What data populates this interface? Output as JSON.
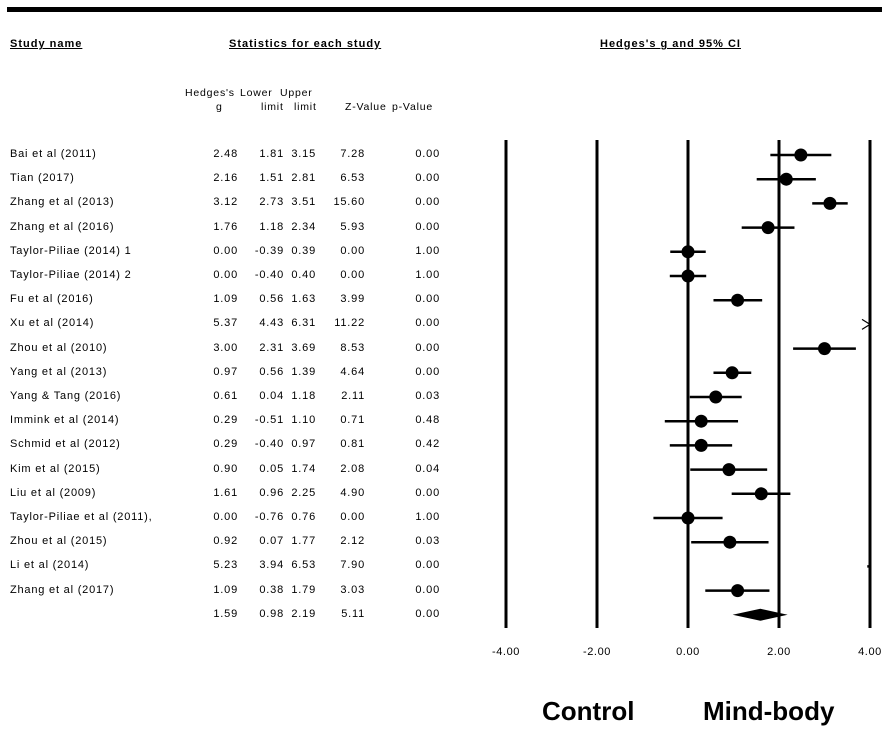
{
  "headers": {
    "study_name": "Study name",
    "statistics": "Statistics for each study",
    "plot_title": "Hedges's g and 95% CI"
  },
  "columns": {
    "hedges_line1": "Hedges's",
    "hedges_line2": "g",
    "lower_line1": "Lower",
    "lower_line2": "limit",
    "upper_line1": "Upper",
    "upper_line2": "limit",
    "zvalue": "Z-Value",
    "pvalue": "p-Value"
  },
  "rows": [
    {
      "study": "Bai et al (2011)",
      "g": "2.48",
      "lower": "1.81",
      "upper": "3.15",
      "z": "7.28",
      "p": "0.00"
    },
    {
      "study": "Tian (2017)",
      "g": "2.16",
      "lower": "1.51",
      "upper": "2.81",
      "z": "6.53",
      "p": "0.00"
    },
    {
      "study": "Zhang et al (2013)",
      "g": "3.12",
      "lower": "2.73",
      "upper": "3.51",
      "z": "15.60",
      "p": "0.00"
    },
    {
      "study": "Zhang et al (2016)",
      "g": "1.76",
      "lower": "1.18",
      "upper": "2.34",
      "z": "5.93",
      "p": "0.00"
    },
    {
      "study": "Taylor-Piliae (2014) 1",
      "g": "0.00",
      "lower": "-0.39",
      "upper": "0.39",
      "z": "0.00",
      "p": "1.00"
    },
    {
      "study": "Taylor-Piliae (2014) 2",
      "g": "0.00",
      "lower": "-0.40",
      "upper": "0.40",
      "z": "0.00",
      "p": "1.00"
    },
    {
      "study": "Fu et al (2016)",
      "g": "1.09",
      "lower": "0.56",
      "upper": "1.63",
      "z": "3.99",
      "p": "0.00"
    },
    {
      "study": "Xu et al (2014)",
      "g": "5.37",
      "lower": "4.43",
      "upper": "6.31",
      "z": "11.22",
      "p": "0.00"
    },
    {
      "study": "Zhou et al (2010)",
      "g": "3.00",
      "lower": "2.31",
      "upper": "3.69",
      "z": "8.53",
      "p": "0.00"
    },
    {
      "study": "Yang et al (2013)",
      "g": "0.97",
      "lower": "0.56",
      "upper": "1.39",
      "z": "4.64",
      "p": "0.00"
    },
    {
      "study": "Yang & Tang (2016)",
      "g": "0.61",
      "lower": "0.04",
      "upper": "1.18",
      "z": "2.11",
      "p": "0.03"
    },
    {
      "study": "Immink et al (2014)",
      "g": "0.29",
      "lower": "-0.51",
      "upper": "1.10",
      "z": "0.71",
      "p": "0.48"
    },
    {
      "study": "Schmid et al (2012)",
      "g": "0.29",
      "lower": "-0.40",
      "upper": "0.97",
      "z": "0.81",
      "p": "0.42"
    },
    {
      "study": "Kim et al (2015)",
      "g": "0.90",
      "lower": "0.05",
      "upper": "1.74",
      "z": "2.08",
      "p": "0.04"
    },
    {
      "study": "Liu et al (2009)",
      "g": "1.61",
      "lower": "0.96",
      "upper": "2.25",
      "z": "4.90",
      "p": "0.00"
    },
    {
      "study": "Taylor-Piliae et al (2011),",
      "g": "0.00",
      "lower": "-0.76",
      "upper": "0.76",
      "z": "0.00",
      "p": "1.00"
    },
    {
      "study": "Zhou et al (2015)",
      "g": "0.92",
      "lower": "0.07",
      "upper": "1.77",
      "z": "2.12",
      "p": "0.03"
    },
    {
      "study": "Li et al (2014)",
      "g": "5.23",
      "lower": "3.94",
      "upper": "6.53",
      "z": "7.90",
      "p": "0.00"
    },
    {
      "study": "Zhang et al (2017)",
      "g": "1.09",
      "lower": "0.38",
      "upper": "1.79",
      "z": "3.03",
      "p": "0.00"
    }
  ],
  "summary": {
    "study": "",
    "g": "1.59",
    "lower": "0.98",
    "upper": "2.19",
    "z": "5.11",
    "p": "0.00"
  },
  "labels": {
    "left_favours": "Control",
    "right_favours": "Mind-body"
  },
  "chart_data": {
    "type": "forest",
    "title": "Hedges's g and 95% CI",
    "xlim": [
      -4,
      4
    ],
    "xticks": [
      "-4.00",
      "-2.00",
      "0.00",
      "2.00",
      "4.00"
    ],
    "xtick_values": [
      -4,
      -2,
      0,
      2,
      4
    ],
    "vertical_lines": [
      -4,
      -2,
      0,
      2,
      4
    ],
    "series": [
      {
        "g": 2.48,
        "lower": 1.81,
        "upper": 3.15
      },
      {
        "g": 2.16,
        "lower": 1.51,
        "upper": 2.81
      },
      {
        "g": 3.12,
        "lower": 2.73,
        "upper": 3.51
      },
      {
        "g": 1.76,
        "lower": 1.18,
        "upper": 2.34
      },
      {
        "g": 0.0,
        "lower": -0.39,
        "upper": 0.39
      },
      {
        "g": 0.0,
        "lower": -0.4,
        "upper": 0.4
      },
      {
        "g": 1.09,
        "lower": 0.56,
        "upper": 1.63
      },
      {
        "g": 5.37,
        "lower": 4.43,
        "upper": 6.31
      },
      {
        "g": 3.0,
        "lower": 2.31,
        "upper": 3.69
      },
      {
        "g": 0.97,
        "lower": 0.56,
        "upper": 1.39
      },
      {
        "g": 0.61,
        "lower": 0.04,
        "upper": 1.18
      },
      {
        "g": 0.29,
        "lower": -0.51,
        "upper": 1.1
      },
      {
        "g": 0.29,
        "lower": -0.4,
        "upper": 0.97
      },
      {
        "g": 0.9,
        "lower": 0.05,
        "upper": 1.74
      },
      {
        "g": 1.61,
        "lower": 0.96,
        "upper": 2.25
      },
      {
        "g": 0.0,
        "lower": -0.76,
        "upper": 0.76
      },
      {
        "g": 0.92,
        "lower": 0.07,
        "upper": 1.77
      },
      {
        "g": 5.23,
        "lower": 3.94,
        "upper": 6.53
      },
      {
        "g": 1.09,
        "lower": 0.38,
        "upper": 1.79
      }
    ],
    "summary": {
      "g": 1.59,
      "lower": 0.98,
      "upper": 2.19
    }
  }
}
######
Exercise task
Except for the pictures, print the data above exactly.

Task result
What data populates this interface? Output as JSON.
{
  "headers": {
    "study_name": "Study name",
    "statistics": "Statistics for each study",
    "plot_title": "Hedges's g and 95% CI"
  },
  "columns": {
    "hedges_line1": "Hedges's",
    "hedges_line2": "g",
    "lower_line1": "Lower",
    "lower_line2": "limit",
    "upper_line1": "Upper",
    "upper_line2": "limit",
    "zvalue": "Z-Value",
    "pvalue": "p-Value"
  },
  "rows": [
    {
      "study": "Bai et al (2011)",
      "g": "2.48",
      "lower": "1.81",
      "upper": "3.15",
      "z": "7.28",
      "p": "0.00"
    },
    {
      "study": "Tian (2017)",
      "g": "2.16",
      "lower": "1.51",
      "upper": "2.81",
      "z": "6.53",
      "p": "0.00"
    },
    {
      "study": "Zhang et al (2013)",
      "g": "3.12",
      "lower": "2.73",
      "upper": "3.51",
      "z": "15.60",
      "p": "0.00"
    },
    {
      "study": "Zhang et al (2016)",
      "g": "1.76",
      "lower": "1.18",
      "upper": "2.34",
      "z": "5.93",
      "p": "0.00"
    },
    {
      "study": "Taylor-Piliae (2014) 1",
      "g": "0.00",
      "lower": "-0.39",
      "upper": "0.39",
      "z": "0.00",
      "p": "1.00"
    },
    {
      "study": "Taylor-Piliae (2014) 2",
      "g": "0.00",
      "lower": "-0.40",
      "upper": "0.40",
      "z": "0.00",
      "p": "1.00"
    },
    {
      "study": "Fu et al (2016)",
      "g": "1.09",
      "lower": "0.56",
      "upper": "1.63",
      "z": "3.99",
      "p": "0.00"
    },
    {
      "study": "Xu et al (2014)",
      "g": "5.37",
      "lower": "4.43",
      "upper": "6.31",
      "z": "11.22",
      "p": "0.00"
    },
    {
      "study": "Zhou et al (2010)",
      "g": "3.00",
      "lower": "2.31",
      "upper": "3.69",
      "z": "8.53",
      "p": "0.00"
    },
    {
      "study": "Yang et al (2013)",
      "g": "0.97",
      "lower": "0.56",
      "upper": "1.39",
      "z": "4.64",
      "p": "0.00"
    },
    {
      "study": "Yang & Tang (2016)",
      "g": "0.61",
      "lower": "0.04",
      "upper": "1.18",
      "z": "2.11",
      "p": "0.03"
    },
    {
      "study": "Immink et al (2014)",
      "g": "0.29",
      "lower": "-0.51",
      "upper": "1.10",
      "z": "0.71",
      "p": "0.48"
    },
    {
      "study": "Schmid et al (2012)",
      "g": "0.29",
      "lower": "-0.40",
      "upper": "0.97",
      "z": "0.81",
      "p": "0.42"
    },
    {
      "study": "Kim et al (2015)",
      "g": "0.90",
      "lower": "0.05",
      "upper": "1.74",
      "z": "2.08",
      "p": "0.04"
    },
    {
      "study": "Liu et al (2009)",
      "g": "1.61",
      "lower": "0.96",
      "upper": "2.25",
      "z": "4.90",
      "p": "0.00"
    },
    {
      "study": "Taylor-Piliae et al (2011),",
      "g": "0.00",
      "lower": "-0.76",
      "upper": "0.76",
      "z": "0.00",
      "p": "1.00"
    },
    {
      "study": "Zhou et al (2015)",
      "g": "0.92",
      "lower": "0.07",
      "upper": "1.77",
      "z": "2.12",
      "p": "0.03"
    },
    {
      "study": "Li et al (2014)",
      "g": "5.23",
      "lower": "3.94",
      "upper": "6.53",
      "z": "7.90",
      "p": "0.00"
    },
    {
      "study": "Zhang et al (2017)",
      "g": "1.09",
      "lower": "0.38",
      "upper": "1.79",
      "z": "3.03",
      "p": "0.00"
    }
  ],
  "summary": {
    "study": "",
    "g": "1.59",
    "lower": "0.98",
    "upper": "2.19",
    "z": "5.11",
    "p": "0.00"
  },
  "labels": {
    "left_favours": "Control",
    "right_favours": "Mind-body"
  },
  "chart_data": {
    "type": "forest",
    "title": "Hedges's g and 95% CI",
    "xlim": [
      -4,
      4
    ],
    "xticks": [
      "-4.00",
      "-2.00",
      "0.00",
      "2.00",
      "4.00"
    ],
    "xtick_values": [
      -4,
      -2,
      0,
      2,
      4
    ],
    "vertical_lines": [
      -4,
      -2,
      0,
      2,
      4
    ],
    "series": [
      {
        "g": 2.48,
        "lower": 1.81,
        "upper": 3.15
      },
      {
        "g": 2.16,
        "lower": 1.51,
        "upper": 2.81
      },
      {
        "g": 3.12,
        "lower": 2.73,
        "upper": 3.51
      },
      {
        "g": 1.76,
        "lower": 1.18,
        "upper": 2.34
      },
      {
        "g": 0.0,
        "lower": -0.39,
        "upper": 0.39
      },
      {
        "g": 0.0,
        "lower": -0.4,
        "upper": 0.4
      },
      {
        "g": 1.09,
        "lower": 0.56,
        "upper": 1.63
      },
      {
        "g": 5.37,
        "lower": 4.43,
        "upper": 6.31
      },
      {
        "g": 3.0,
        "lower": 2.31,
        "upper": 3.69
      },
      {
        "g": 0.97,
        "lower": 0.56,
        "upper": 1.39
      },
      {
        "g": 0.61,
        "lower": 0.04,
        "upper": 1.18
      },
      {
        "g": 0.29,
        "lower": -0.51,
        "upper": 1.1
      },
      {
        "g": 0.29,
        "lower": -0.4,
        "upper": 0.97
      },
      {
        "g": 0.9,
        "lower": 0.05,
        "upper": 1.74
      },
      {
        "g": 1.61,
        "lower": 0.96,
        "upper": 2.25
      },
      {
        "g": 0.0,
        "lower": -0.76,
        "upper": 0.76
      },
      {
        "g": 0.92,
        "lower": 0.07,
        "upper": 1.77
      },
      {
        "g": 5.23,
        "lower": 3.94,
        "upper": 6.53
      },
      {
        "g": 1.09,
        "lower": 0.38,
        "upper": 1.79
      }
    ],
    "summary": {
      "g": 1.59,
      "lower": 0.98,
      "upper": 2.19
    }
  }
}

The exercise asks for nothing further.